(Excerpt from a dataset)
◇ ◇ ◇

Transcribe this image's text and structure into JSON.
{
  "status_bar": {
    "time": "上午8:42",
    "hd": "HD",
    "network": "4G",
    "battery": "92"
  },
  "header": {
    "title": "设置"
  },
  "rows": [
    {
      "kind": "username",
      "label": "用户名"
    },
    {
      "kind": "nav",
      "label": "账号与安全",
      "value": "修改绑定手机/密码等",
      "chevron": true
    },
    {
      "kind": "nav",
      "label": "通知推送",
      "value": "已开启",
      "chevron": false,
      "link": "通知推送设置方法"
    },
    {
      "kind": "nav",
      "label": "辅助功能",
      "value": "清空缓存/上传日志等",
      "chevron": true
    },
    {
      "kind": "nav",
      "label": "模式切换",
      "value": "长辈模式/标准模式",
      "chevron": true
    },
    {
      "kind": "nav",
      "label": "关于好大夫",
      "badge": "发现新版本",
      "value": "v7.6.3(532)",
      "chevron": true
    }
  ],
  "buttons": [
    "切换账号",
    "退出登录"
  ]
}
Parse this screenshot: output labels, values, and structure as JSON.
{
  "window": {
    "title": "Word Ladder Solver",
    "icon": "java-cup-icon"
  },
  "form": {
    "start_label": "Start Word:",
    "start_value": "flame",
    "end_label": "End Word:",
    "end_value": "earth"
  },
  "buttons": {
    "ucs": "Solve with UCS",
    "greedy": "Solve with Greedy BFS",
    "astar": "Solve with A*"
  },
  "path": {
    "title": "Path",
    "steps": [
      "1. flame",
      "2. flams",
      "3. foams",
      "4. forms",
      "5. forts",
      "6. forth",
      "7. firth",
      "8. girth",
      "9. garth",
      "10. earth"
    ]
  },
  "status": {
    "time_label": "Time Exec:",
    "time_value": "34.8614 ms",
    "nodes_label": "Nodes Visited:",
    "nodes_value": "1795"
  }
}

◇ ◇ ◇

Set all of the records down again, exactly as they stand.

Answer to the problem:
Transcribe this image's text and structure into JSON.
{
  "status_bar": {
    "time": "上午8:42",
    "hd": "HD",
    "network": "4G",
    "battery": "92"
  },
  "header": {
    "title": "设置"
  },
  "rows": [
    {
      "kind": "username",
      "label": "用户名"
    },
    {
      "kind": "nav",
      "label": "账号与安全",
      "value": "修改绑定手机/密码等",
      "chevron": true
    },
    {
      "kind": "nav",
      "label": "通知推送",
      "value": "已开启",
      "chevron": false,
      "link": "通知推送设置方法"
    },
    {
      "kind": "nav",
      "label": "辅助功能",
      "value": "清空缓存/上传日志等",
      "chevron": true
    },
    {
      "kind": "nav",
      "label": "模式切换",
      "value": "长辈模式/标准模式",
      "chevron": true
    },
    {
      "kind": "nav",
      "label": "关于好大夫",
      "badge": "发现新版本",
      "value": "v7.6.3(532)",
      "chevron": true
    }
  ],
  "buttons": [
    "切换账号",
    "退出登录"
  ]
}
Parse this screenshot: output labels, values, and structure as JSON.
{
  "window": {
    "title": "Word Ladder Solver",
    "icon": "java-cup-icon"
  },
  "form": {
    "start_label": "Start Word:",
    "start_value": "flame",
    "end_label": "End Word:",
    "end_value": "earth"
  },
  "buttons": {
    "ucs": "Solve with UCS",
    "greedy": "Solve with Greedy BFS",
    "astar": "Solve with A*"
  },
  "path": {
    "title": "Path",
    "steps": [
      "1. flame",
      "2. flams",
      "3. foams",
      "4. forms",
      "5. forts",
      "6. forth",
      "7. firth",
      "8. girth",
      "9. garth",
      "10. earth"
    ]
  },
  "status": {
    "time_label": "Time Exec:",
    "time_value": "34.8614 ms",
    "nodes_label": "Nodes Visited:",
    "nodes_value": "1795"
  }
}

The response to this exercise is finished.